TASK INSTRUCTIONS => Scan the records and identify every line in which the string "ylabel" occurs, then return those lines.

PROVIDED ENTRIES =>
--- begin ---

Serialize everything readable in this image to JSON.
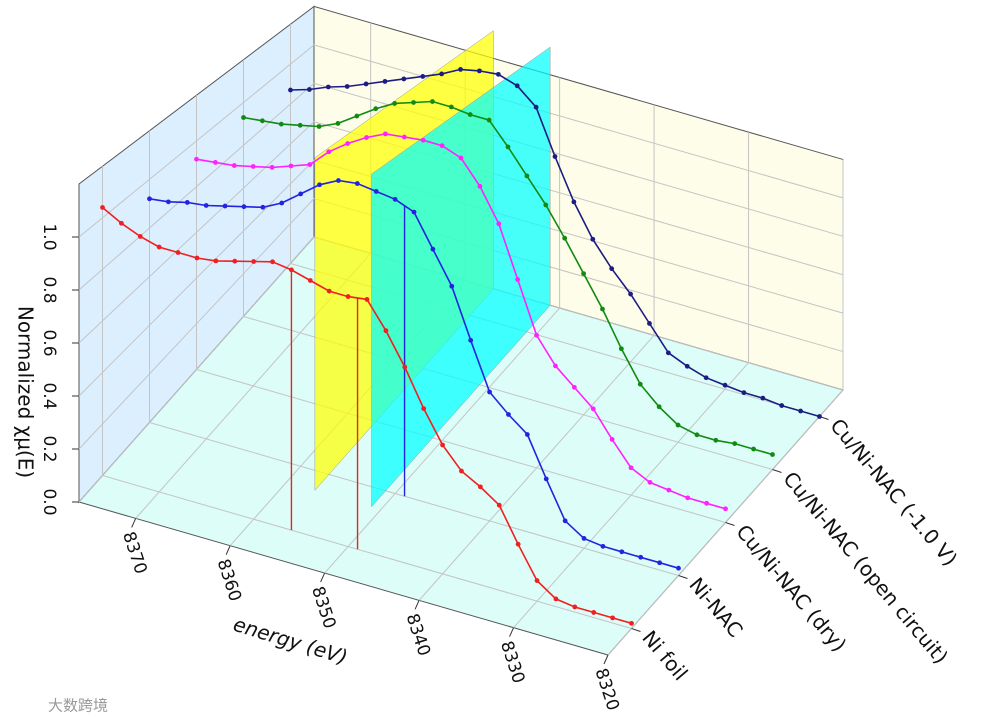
{
  "chart_data": {
    "type": "waterfall3d",
    "x_label": "energy (eV)",
    "y_label": "Normalized χμ(E)",
    "watermark": "大数跨境",
    "xlim": [
      8376,
      8320
    ],
    "ylim": [
      0,
      1.2
    ],
    "xticks": [
      8370,
      8360,
      8350,
      8340,
      8330,
      8320
    ],
    "yticks": [
      {
        "value": 0,
        "label": "0.0"
      },
      0.2,
      0.4,
      0.6,
      0.8,
      {
        "value": 1,
        "label": "1.0"
      }
    ],
    "grid": true,
    "wall_colors": {
      "left": "#dcefff",
      "back": "#fdfde9",
      "floor": "#dcfdf8"
    },
    "planes": [
      {
        "x": 8357,
        "color": "#ffff00"
      },
      {
        "x": 8351,
        "color": "#00ffff"
      }
    ],
    "categories": [
      "Ni foil",
      "Ni-NAC",
      "Cu/Ni-NAC (dry)",
      "Cu/Ni-NAC (open circuit)",
      "Cu/Ni-NAC (-1.0 V)"
    ],
    "x": [
      8376,
      8374,
      8372,
      8370,
      8368,
      8366,
      8364,
      8362,
      8360,
      8358,
      8356,
      8354,
      8352,
      8350,
      8348,
      8346,
      8344,
      8342,
      8340,
      8338,
      8336,
      8334,
      8332,
      8330,
      8328,
      8326,
      8324,
      8322,
      8320
    ],
    "series": [
      {
        "name": "Ni foil",
        "color": "#f02020",
        "drop_lines": [
          8356,
          8349
        ],
        "values": [
          1.04,
          1.0,
          0.97,
          0.95,
          0.95,
          0.95,
          0.96,
          0.98,
          1.0,
          1.02,
          1.01,
          0.99,
          0.97,
          0.97,
          0.98,
          0.88,
          0.76,
          0.62,
          0.5,
          0.42,
          0.38,
          0.33,
          0.2,
          0.08,
          0.03,
          0.02,
          0.02,
          0.02,
          0.02
        ]
      },
      {
        "name": "Ni-NAC",
        "color": "#2424e0",
        "drop_lines": [
          8349
        ],
        "values": [
          0.92,
          0.93,
          0.95,
          0.96,
          0.98,
          1.0,
          1.02,
          1.06,
          1.12,
          1.18,
          1.22,
          1.23,
          1.22,
          1.21,
          1.18,
          1.05,
          0.92,
          0.72,
          0.53,
          0.46,
          0.4,
          0.24,
          0.09,
          0.04,
          0.03,
          0.03,
          0.03,
          0.03,
          0.03
        ]
      },
      {
        "name": "Cu/Ni-NAC (dry)",
        "color": "#ff22ff",
        "values": [
          0.92,
          0.93,
          0.94,
          0.96,
          0.98,
          1.01,
          1.04,
          1.12,
          1.18,
          1.23,
          1.27,
          1.28,
          1.29,
          1.29,
          1.26,
          1.16,
          1.02,
          0.8,
          0.58,
          0.47,
          0.4,
          0.33,
          0.22,
          0.12,
          0.08,
          0.07,
          0.06,
          0.06,
          0.06
        ]
      },
      {
        "name": "Cu/Ni-NAC (open circuit)",
        "color": "#118a11",
        "values": [
          0.93,
          0.94,
          0.95,
          0.97,
          0.99,
          1.03,
          1.09,
          1.15,
          1.2,
          1.23,
          1.26,
          1.26,
          1.25,
          1.25,
          1.15,
          1.04,
          0.93,
          0.8,
          0.66,
          0.52,
          0.36,
          0.22,
          0.14,
          0.08,
          0.06,
          0.06,
          0.07,
          0.07,
          0.07
        ]
      },
      {
        "name": "Cu/Ni-NAC (-1.0 V)",
        "color": "#1c1c82",
        "values": [
          0.87,
          0.9,
          0.94,
          0.97,
          1.01,
          1.05,
          1.09,
          1.13,
          1.17,
          1.22,
          1.24,
          1.25,
          1.22,
          1.14,
          0.92,
          0.72,
          0.56,
          0.44,
          0.34,
          0.22,
          0.1,
          0.06,
          0.03,
          0.02,
          0.01,
          0.01,
          0,
          0,
          0
        ]
      }
    ]
  }
}
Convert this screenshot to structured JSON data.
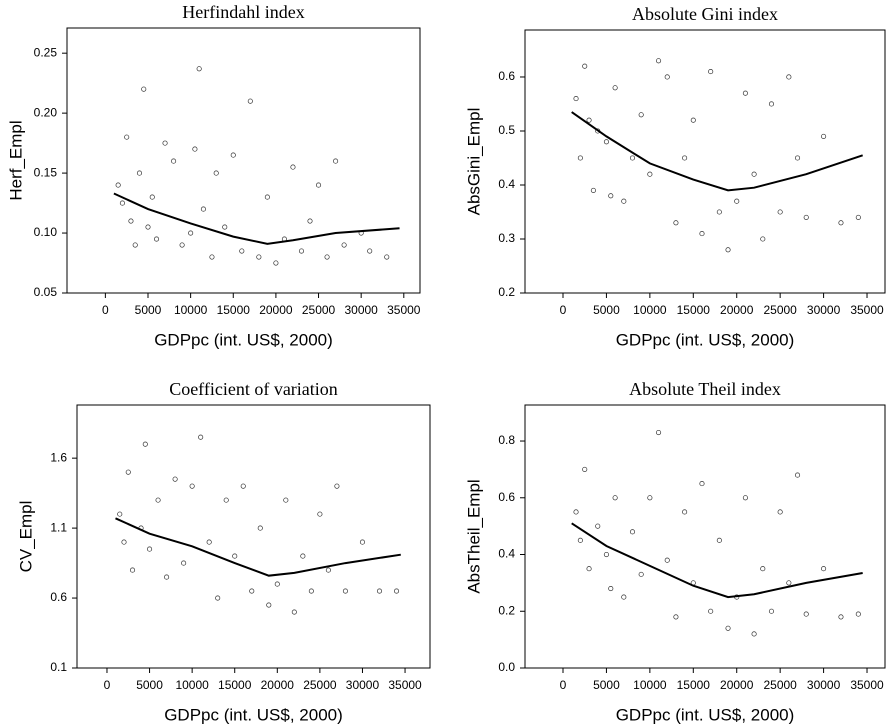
{
  "chart_data": [
    {
      "type": "scatter",
      "title": "Herfindahl index",
      "xlabel": "GDPpc (int. US$, 2000)",
      "ylabel": "Herf_Empl",
      "color": "#333333",
      "xlim": [
        -4500,
        36900
      ],
      "ylim": [
        0.05,
        0.271
      ],
      "xticks": [
        0,
        5000,
        10000,
        15000,
        20000,
        25000,
        30000,
        35000
      ],
      "yticks": [
        {
          "value": 0.05,
          "label": "0.05"
        },
        {
          "value": 0.1,
          "label": "0.10"
        },
        {
          "value": 0.15,
          "label": "0.15"
        },
        {
          "value": 0.2,
          "label": "0.20"
        },
        {
          "value": 0.25,
          "label": "0.25"
        }
      ],
      "x": [
        1500,
        2000,
        2500,
        3000,
        3500,
        4000,
        4500,
        5000,
        5500,
        6000,
        7000,
        8000,
        9000,
        10000,
        10500,
        11000,
        11500,
        12500,
        13000,
        14000,
        15000,
        16000,
        17000,
        18000,
        19000,
        20000,
        21000,
        22000,
        23000,
        24000,
        25000,
        26000,
        27000,
        28000,
        30000,
        31000,
        33000
      ],
      "values": [
        0.14,
        0.125,
        0.18,
        0.11,
        0.09,
        0.15,
        0.22,
        0.105,
        0.13,
        0.095,
        0.175,
        0.16,
        0.09,
        0.1,
        0.17,
        0.237,
        0.12,
        0.08,
        0.15,
        0.105,
        0.165,
        0.085,
        0.21,
        0.08,
        0.13,
        0.075,
        0.095,
        0.155,
        0.085,
        0.11,
        0.14,
        0.08,
        0.16,
        0.09,
        0.1,
        0.085,
        0.08
      ],
      "fit": {
        "x": [
          1000,
          5000,
          10000,
          15000,
          19000,
          22000,
          27000,
          34500
        ],
        "values": [
          0.133,
          0.12,
          0.108,
          0.097,
          0.091,
          0.094,
          0.1,
          0.104
        ]
      }
    },
    {
      "type": "scatter",
      "title": "Absolute Gini index",
      "xlabel": "GDPpc (int. US$, 2000)",
      "ylabel": "AbsGini_Empl",
      "color": "#333333",
      "xlim": [
        -4375,
        37070
      ],
      "ylim": [
        0.2,
        0.687
      ],
      "xticks": [
        0,
        5000,
        10000,
        15000,
        20000,
        25000,
        30000,
        35000
      ],
      "yticks": [
        0.2,
        0.3,
        0.4,
        0.5,
        0.6
      ],
      "x": [
        1500,
        2000,
        2500,
        3000,
        3500,
        4000,
        5000,
        5500,
        6000,
        7000,
        8000,
        9000,
        10000,
        11000,
        12000,
        13000,
        14000,
        15000,
        16000,
        17000,
        18000,
        19000,
        20000,
        21000,
        22000,
        23000,
        24000,
        25000,
        26000,
        27000,
        28000,
        30000,
        32000,
        34000
      ],
      "values": [
        0.56,
        0.45,
        0.62,
        0.52,
        0.39,
        0.5,
        0.48,
        0.38,
        0.58,
        0.37,
        0.45,
        0.53,
        0.42,
        0.63,
        0.6,
        0.33,
        0.45,
        0.52,
        0.31,
        0.61,
        0.35,
        0.28,
        0.37,
        0.57,
        0.42,
        0.3,
        0.55,
        0.35,
        0.6,
        0.45,
        0.34,
        0.49,
        0.33,
        0.34
      ],
      "fit": {
        "x": [
          1000,
          5000,
          10000,
          15000,
          19000,
          22000,
          28000,
          34500
        ],
        "values": [
          0.535,
          0.49,
          0.44,
          0.41,
          0.39,
          0.395,
          0.42,
          0.455
        ]
      }
    },
    {
      "type": "scatter",
      "title": "Coefficient of variation",
      "xlabel": "GDPpc (int. US$, 2000)",
      "ylabel": "CV_Empl",
      "color": "#333333",
      "xlim": [
        -3520,
        37930
      ],
      "ylim": [
        0.1,
        1.98
      ],
      "xticks": [
        0,
        5000,
        10000,
        15000,
        20000,
        25000,
        30000,
        35000
      ],
      "yticks": [
        0.1,
        0.6,
        1.1,
        1.6
      ],
      "x": [
        1500,
        2000,
        2500,
        3000,
        4000,
        4500,
        5000,
        6000,
        7000,
        8000,
        9000,
        10000,
        11000,
        12000,
        13000,
        14000,
        15000,
        16000,
        17000,
        18000,
        19000,
        20000,
        21000,
        22000,
        23000,
        24000,
        25000,
        26000,
        27000,
        28000,
        30000,
        32000,
        34000
      ],
      "values": [
        1.2,
        1.0,
        1.5,
        0.8,
        1.1,
        1.7,
        0.95,
        1.3,
        0.75,
        1.45,
        0.85,
        1.4,
        1.75,
        1.0,
        0.6,
        1.3,
        0.9,
        1.4,
        0.65,
        1.1,
        0.55,
        0.7,
        1.3,
        0.5,
        0.9,
        0.65,
        1.2,
        0.8,
        1.4,
        0.65,
        1.0,
        0.65,
        0.65
      ],
      "fit": {
        "x": [
          1000,
          5000,
          10000,
          15000,
          19000,
          22000,
          28000,
          34500
        ],
        "values": [
          1.17,
          1.06,
          0.97,
          0.85,
          0.76,
          0.78,
          0.85,
          0.91
        ]
      }
    },
    {
      "type": "scatter",
      "title": "Absolute Theil index",
      "xlabel": "GDPpc (int. US$, 2000)",
      "ylabel": "AbsTheil_Empl",
      "color": "#333333",
      "xlim": [
        -4375,
        37070
      ],
      "ylim": [
        0.0,
        0.927
      ],
      "xticks": [
        0,
        5000,
        10000,
        15000,
        20000,
        25000,
        30000,
        35000
      ],
      "yticks": [
        {
          "value": 0.0,
          "label": "0.0"
        },
        0.2,
        0.4,
        0.6,
        0.8
      ],
      "x": [
        1500,
        2000,
        2500,
        3000,
        4000,
        5000,
        5500,
        6000,
        7000,
        8000,
        9000,
        10000,
        11000,
        12000,
        13000,
        14000,
        15000,
        16000,
        17000,
        18000,
        19000,
        20000,
        21000,
        22000,
        23000,
        24000,
        25000,
        26000,
        27000,
        28000,
        30000,
        32000,
        34000
      ],
      "values": [
        0.55,
        0.45,
        0.7,
        0.35,
        0.5,
        0.4,
        0.28,
        0.6,
        0.25,
        0.48,
        0.33,
        0.6,
        0.83,
        0.38,
        0.18,
        0.55,
        0.3,
        0.65,
        0.2,
        0.45,
        0.14,
        0.25,
        0.6,
        0.12,
        0.35,
        0.2,
        0.55,
        0.3,
        0.68,
        0.19,
        0.35,
        0.18,
        0.19
      ],
      "fit": {
        "x": [
          1000,
          5000,
          10000,
          15000,
          19000,
          22000,
          28000,
          34500
        ],
        "values": [
          0.51,
          0.43,
          0.36,
          0.29,
          0.25,
          0.26,
          0.3,
          0.335
        ]
      }
    }
  ]
}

--- end ---

THE OUTPUT =>
      "ylabel": "Herf_Empl",
      "ylabel": "AbsGini_Empl",
      "ylabel": "CV_Empl",
      "ylabel": "AbsTheil_Empl",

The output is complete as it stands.